#### Short task
Which lines below hold the word "causes"? Report each one.

# # #

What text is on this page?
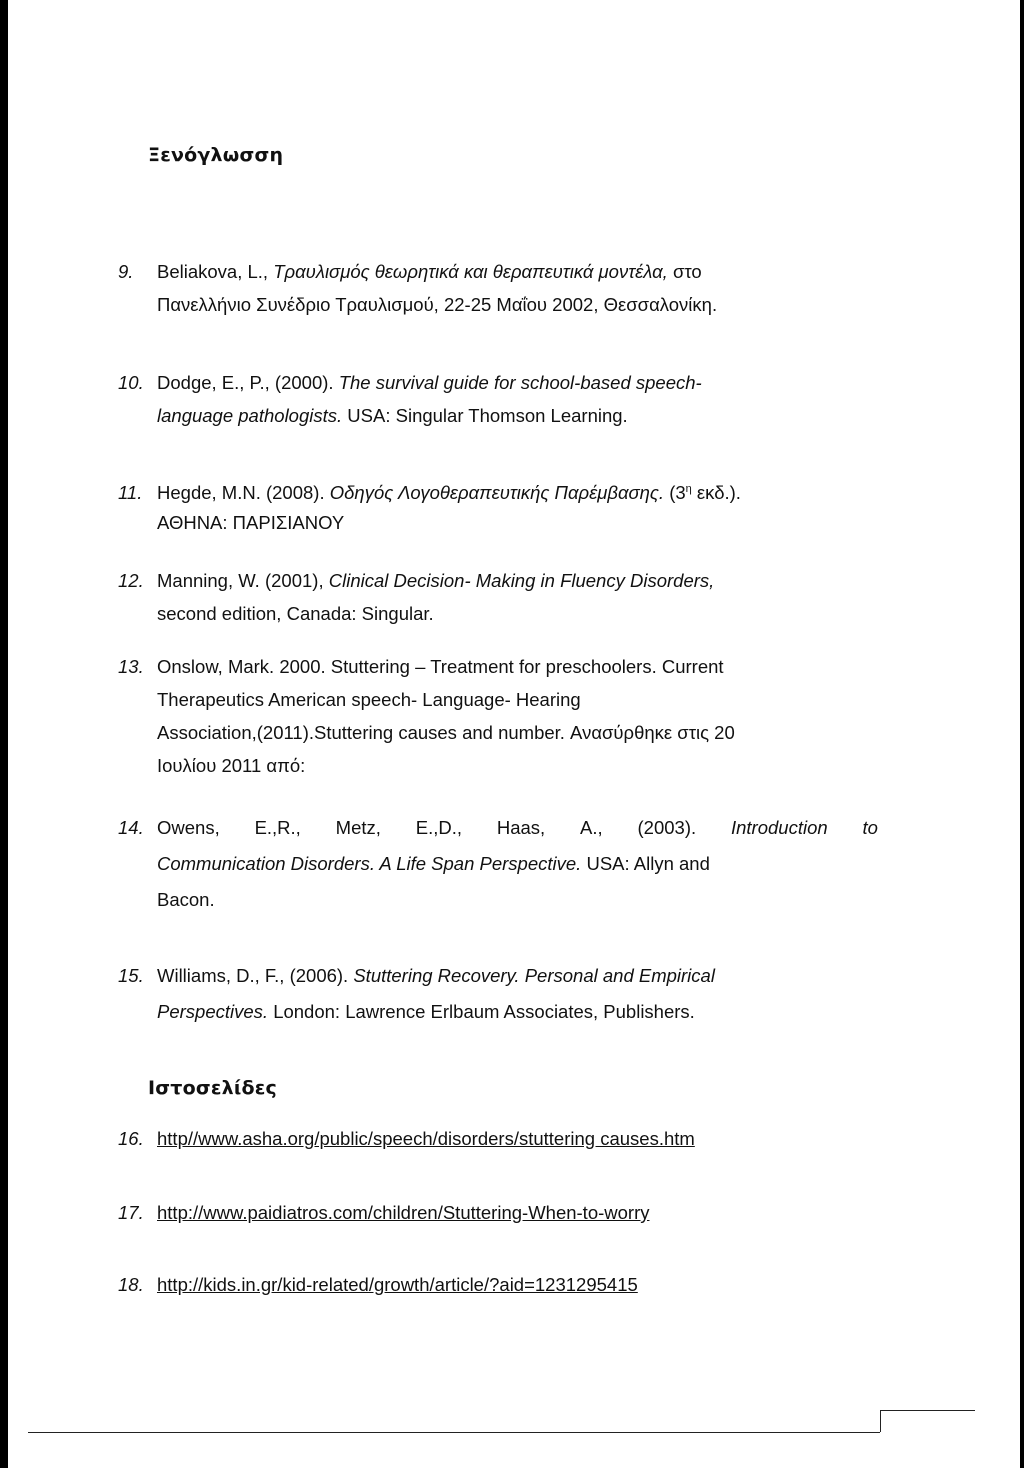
Ξενόγλωσση
9. Beliakova, L., Τραυλισμός θεωρητικά και θεραπευτικά μοντέλα, στο
Πανελλήνιο Συνέδριο Τραυλισμού, 22-25 Μαΐου 2002, Θεσσαλονίκη.
10. Dodge, E., P., (2000). The survival guide for school-based speech-
language pathologists. USA: Singular Thomson Learning.
11. Hegde, M.N. (2008). Οδηγός Λογοθεραπευτικής Παρέμβασης. ($3^\eta$ εκδ.).
ΑΘΗΝΑ: ΠΑΡΙΣΙΑΝΟΥ
12. Manning, W. (2001), Clinical Decision- Making in Fluency Disorders,
second edition, Canada: Singular.
13. Onslow, Mark. 2000. Stuttering – Treatment for preschoolers. Current
Therapeutics American speech- Language- Hearing
Association,(2011).Stuttering causes and number. Ανασύρθηκε στις 20
Ιουλίου 2011 από:
14. Owens, E.,R., Metz, E.,D., Haas, A., (2003). Introduction to
Communication Disorders. A Life Span Perspective. USA: Allyn and
Bacon.
15. Williams, D., F., (2006). Stuttering Recovery. Personal and Empirical
Perspectives. London: Lawrence Erlbaum Associates, Publishers.
Ιστοσελίδες
16. http//www.asha.org/public/speech/disorders/stuttering causes.htm
17. http://www.paidiatros.com/children/Stuttering-When-to-worry
18. http://kids.in.gr/kid-related/growth/article/?aid=1231295415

# # #

#### Result of the task
Association,(2011).Stuttering causes and number. Ανασύρθηκε στις 20
16. http//www.asha.org/public/speech/disorders/stuttering causes.htm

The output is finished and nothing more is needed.